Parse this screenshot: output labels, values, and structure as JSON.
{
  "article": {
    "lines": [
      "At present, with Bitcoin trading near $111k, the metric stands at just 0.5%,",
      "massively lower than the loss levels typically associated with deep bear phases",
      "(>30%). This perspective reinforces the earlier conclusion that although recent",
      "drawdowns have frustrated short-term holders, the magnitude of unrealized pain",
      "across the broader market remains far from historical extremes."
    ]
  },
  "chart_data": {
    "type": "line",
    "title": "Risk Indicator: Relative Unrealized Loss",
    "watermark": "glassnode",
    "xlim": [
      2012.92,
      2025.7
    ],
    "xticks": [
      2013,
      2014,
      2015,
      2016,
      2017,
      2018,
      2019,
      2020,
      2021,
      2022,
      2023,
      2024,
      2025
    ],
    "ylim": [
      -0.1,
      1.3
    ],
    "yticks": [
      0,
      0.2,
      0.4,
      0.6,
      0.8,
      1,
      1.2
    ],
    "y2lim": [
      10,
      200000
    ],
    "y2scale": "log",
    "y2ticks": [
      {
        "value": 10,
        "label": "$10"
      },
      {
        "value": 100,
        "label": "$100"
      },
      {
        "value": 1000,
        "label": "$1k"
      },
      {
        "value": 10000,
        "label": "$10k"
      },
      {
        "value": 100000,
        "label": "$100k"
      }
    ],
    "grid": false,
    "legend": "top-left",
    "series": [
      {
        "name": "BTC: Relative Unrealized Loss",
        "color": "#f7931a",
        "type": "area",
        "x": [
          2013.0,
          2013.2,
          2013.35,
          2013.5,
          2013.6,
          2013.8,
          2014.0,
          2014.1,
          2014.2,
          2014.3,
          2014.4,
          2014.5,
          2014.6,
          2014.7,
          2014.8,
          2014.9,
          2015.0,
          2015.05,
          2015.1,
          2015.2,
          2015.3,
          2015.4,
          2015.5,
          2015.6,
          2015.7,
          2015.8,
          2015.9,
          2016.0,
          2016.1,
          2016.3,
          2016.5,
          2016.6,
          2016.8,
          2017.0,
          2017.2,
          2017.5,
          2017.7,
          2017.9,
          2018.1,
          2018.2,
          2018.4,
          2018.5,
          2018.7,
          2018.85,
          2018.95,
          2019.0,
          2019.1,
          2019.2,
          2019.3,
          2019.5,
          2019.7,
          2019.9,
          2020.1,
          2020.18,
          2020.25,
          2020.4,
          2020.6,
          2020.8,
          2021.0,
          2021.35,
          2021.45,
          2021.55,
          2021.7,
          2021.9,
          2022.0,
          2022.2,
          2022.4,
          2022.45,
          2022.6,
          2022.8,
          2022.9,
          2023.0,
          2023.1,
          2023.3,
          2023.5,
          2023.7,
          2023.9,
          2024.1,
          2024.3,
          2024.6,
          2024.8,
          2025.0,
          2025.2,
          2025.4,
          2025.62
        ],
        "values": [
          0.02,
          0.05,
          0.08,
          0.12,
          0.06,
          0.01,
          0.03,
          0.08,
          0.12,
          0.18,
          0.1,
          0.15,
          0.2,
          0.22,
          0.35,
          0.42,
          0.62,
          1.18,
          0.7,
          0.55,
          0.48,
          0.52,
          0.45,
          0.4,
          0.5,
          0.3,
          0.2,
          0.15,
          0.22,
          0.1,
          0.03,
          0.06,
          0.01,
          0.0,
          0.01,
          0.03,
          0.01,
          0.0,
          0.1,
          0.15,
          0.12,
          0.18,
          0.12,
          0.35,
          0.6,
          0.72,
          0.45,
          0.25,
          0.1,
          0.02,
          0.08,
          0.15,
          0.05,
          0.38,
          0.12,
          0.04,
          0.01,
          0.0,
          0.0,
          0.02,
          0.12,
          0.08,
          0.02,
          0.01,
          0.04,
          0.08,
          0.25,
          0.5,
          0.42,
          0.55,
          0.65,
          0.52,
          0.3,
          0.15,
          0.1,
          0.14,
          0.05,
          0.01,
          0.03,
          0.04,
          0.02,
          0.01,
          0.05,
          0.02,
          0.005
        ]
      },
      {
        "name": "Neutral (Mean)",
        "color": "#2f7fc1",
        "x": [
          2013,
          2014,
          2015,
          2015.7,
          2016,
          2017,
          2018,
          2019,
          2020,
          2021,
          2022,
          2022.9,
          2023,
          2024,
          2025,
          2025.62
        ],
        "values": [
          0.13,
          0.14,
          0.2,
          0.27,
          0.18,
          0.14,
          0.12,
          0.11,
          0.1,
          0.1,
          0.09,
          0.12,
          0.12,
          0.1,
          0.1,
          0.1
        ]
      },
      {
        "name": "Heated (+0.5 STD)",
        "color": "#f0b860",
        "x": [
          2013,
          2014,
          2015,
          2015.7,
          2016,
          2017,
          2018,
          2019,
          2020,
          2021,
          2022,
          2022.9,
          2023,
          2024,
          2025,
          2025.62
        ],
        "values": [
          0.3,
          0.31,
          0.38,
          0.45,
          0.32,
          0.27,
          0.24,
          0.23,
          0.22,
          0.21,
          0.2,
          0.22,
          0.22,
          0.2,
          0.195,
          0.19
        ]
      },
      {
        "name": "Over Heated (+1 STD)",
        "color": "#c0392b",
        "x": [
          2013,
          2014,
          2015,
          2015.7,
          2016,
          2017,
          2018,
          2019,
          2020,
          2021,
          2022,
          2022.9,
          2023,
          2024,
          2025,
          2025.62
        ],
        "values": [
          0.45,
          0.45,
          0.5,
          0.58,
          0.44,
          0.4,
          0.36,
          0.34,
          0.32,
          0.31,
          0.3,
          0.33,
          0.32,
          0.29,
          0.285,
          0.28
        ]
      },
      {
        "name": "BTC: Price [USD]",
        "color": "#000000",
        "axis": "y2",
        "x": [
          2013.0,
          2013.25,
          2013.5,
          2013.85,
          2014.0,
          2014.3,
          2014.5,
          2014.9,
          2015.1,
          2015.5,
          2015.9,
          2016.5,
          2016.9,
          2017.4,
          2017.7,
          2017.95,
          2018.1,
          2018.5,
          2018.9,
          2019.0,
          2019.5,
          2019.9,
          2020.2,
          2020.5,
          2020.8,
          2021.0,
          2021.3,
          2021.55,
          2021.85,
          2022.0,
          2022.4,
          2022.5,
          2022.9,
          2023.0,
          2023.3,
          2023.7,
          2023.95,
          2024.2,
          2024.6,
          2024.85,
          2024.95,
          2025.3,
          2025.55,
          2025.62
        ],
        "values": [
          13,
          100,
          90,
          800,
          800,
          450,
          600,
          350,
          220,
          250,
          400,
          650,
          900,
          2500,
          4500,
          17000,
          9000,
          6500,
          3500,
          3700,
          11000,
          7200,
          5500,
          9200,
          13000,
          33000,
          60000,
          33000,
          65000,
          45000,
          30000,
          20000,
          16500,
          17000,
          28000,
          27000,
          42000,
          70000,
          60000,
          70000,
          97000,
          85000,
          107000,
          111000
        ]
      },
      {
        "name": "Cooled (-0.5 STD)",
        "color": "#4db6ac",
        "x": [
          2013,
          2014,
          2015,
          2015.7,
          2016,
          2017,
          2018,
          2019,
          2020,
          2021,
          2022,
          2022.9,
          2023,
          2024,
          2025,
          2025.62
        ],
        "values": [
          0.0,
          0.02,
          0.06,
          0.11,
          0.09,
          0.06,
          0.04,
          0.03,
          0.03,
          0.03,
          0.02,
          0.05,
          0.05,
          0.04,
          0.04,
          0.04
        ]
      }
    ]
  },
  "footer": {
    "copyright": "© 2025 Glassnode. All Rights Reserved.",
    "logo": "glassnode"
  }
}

» **Direction**
Scan the material above. Copy each line that holds the word "Heated".

» **Response to this task**
        "name": "Heated (+0.5 STD)",
        "name": "Over Heated (+1 STD)",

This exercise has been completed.